Short exercise:
Within the records below, find each line that holds the string "higher", then copy it.

Listed entries:
+---+
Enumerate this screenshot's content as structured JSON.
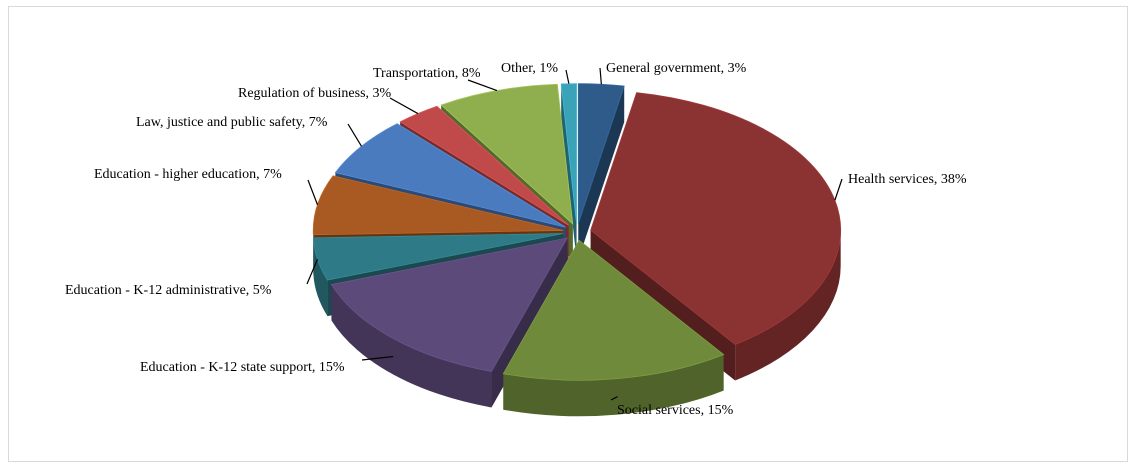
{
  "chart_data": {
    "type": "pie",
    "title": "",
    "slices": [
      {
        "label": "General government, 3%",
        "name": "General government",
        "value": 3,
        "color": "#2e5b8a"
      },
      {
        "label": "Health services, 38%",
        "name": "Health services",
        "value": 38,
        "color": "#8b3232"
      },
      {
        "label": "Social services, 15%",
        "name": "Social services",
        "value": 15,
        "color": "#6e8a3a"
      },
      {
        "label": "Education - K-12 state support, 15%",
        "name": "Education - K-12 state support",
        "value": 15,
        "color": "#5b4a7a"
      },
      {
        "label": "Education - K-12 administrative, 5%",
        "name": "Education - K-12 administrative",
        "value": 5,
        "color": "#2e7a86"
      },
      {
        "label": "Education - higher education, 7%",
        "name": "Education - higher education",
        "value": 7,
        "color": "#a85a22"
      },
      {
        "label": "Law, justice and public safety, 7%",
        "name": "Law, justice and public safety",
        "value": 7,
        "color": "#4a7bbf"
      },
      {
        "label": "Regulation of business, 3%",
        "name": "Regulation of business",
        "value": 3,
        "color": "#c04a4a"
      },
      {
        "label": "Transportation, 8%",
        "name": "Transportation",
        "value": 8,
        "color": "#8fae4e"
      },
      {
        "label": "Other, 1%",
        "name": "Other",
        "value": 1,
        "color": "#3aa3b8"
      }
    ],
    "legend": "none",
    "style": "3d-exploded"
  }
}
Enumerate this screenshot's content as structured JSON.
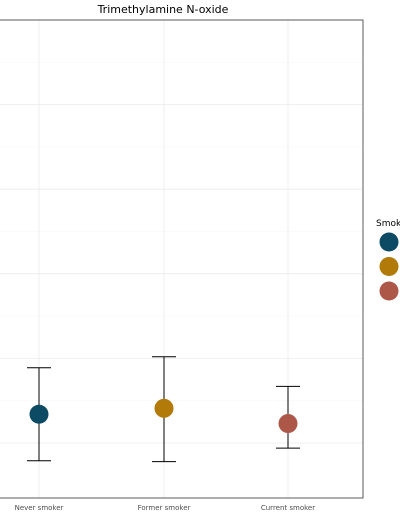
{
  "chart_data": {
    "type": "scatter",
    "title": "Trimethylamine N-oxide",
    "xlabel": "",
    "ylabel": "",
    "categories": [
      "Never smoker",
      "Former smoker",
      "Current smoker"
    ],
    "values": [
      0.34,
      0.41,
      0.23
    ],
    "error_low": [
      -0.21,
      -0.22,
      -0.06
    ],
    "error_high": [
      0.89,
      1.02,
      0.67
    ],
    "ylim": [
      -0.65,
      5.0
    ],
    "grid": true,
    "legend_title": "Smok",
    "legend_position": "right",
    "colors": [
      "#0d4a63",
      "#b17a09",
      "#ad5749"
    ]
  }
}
+---+
Response below:
        "label": "Education - higher education, 7%",
        "name": "Education - higher education",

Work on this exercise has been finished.